> What the exercise asks
Pick out every line in the data below that holds "分钟以内者".

[Records from a data collection]
---------------
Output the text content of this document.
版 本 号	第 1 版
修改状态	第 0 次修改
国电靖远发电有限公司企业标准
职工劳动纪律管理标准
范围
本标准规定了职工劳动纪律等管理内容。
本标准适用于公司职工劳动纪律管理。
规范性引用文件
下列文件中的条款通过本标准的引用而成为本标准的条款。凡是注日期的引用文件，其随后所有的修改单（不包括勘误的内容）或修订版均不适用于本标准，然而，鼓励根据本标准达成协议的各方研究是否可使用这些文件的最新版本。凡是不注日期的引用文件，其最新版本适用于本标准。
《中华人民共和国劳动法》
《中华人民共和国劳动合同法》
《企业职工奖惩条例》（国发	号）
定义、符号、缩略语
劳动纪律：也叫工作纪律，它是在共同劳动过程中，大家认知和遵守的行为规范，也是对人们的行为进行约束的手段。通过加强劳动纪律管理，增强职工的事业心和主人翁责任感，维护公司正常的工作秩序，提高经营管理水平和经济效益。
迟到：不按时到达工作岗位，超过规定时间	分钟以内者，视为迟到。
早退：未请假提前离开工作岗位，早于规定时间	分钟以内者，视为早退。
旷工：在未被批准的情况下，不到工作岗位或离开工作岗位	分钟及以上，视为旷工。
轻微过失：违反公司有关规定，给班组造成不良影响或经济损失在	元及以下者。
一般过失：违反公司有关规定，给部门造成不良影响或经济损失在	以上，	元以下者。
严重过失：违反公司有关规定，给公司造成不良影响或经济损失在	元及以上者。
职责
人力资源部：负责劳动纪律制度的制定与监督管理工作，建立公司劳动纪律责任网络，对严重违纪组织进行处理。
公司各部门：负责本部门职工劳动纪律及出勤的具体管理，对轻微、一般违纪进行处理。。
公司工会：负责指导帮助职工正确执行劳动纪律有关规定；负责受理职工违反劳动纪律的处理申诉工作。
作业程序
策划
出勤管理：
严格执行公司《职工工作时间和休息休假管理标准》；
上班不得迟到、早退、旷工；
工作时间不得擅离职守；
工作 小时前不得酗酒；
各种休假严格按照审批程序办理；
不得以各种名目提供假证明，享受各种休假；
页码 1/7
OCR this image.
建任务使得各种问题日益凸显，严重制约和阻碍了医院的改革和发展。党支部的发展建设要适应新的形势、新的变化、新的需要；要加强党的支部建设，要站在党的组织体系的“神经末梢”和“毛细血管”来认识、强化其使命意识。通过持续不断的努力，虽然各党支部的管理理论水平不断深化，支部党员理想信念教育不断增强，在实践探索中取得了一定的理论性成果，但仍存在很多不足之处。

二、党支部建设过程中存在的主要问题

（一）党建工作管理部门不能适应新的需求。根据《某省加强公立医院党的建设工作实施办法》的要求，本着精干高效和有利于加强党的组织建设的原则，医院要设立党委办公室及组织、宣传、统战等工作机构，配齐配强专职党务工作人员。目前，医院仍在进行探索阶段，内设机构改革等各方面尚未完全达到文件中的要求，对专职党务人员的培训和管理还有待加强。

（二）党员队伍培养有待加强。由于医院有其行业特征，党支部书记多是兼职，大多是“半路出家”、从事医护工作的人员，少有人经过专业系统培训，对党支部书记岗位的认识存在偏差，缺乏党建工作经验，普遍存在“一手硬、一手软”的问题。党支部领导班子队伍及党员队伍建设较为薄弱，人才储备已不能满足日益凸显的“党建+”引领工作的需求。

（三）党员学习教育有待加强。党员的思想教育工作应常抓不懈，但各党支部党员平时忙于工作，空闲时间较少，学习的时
---------------
> Result
迟到：不按时到达工作岗位，超过规定时间	分钟以内者，视为迟到。
早退：未请假提前离开工作岗位，早于规定时间	分钟以内者，视为早退。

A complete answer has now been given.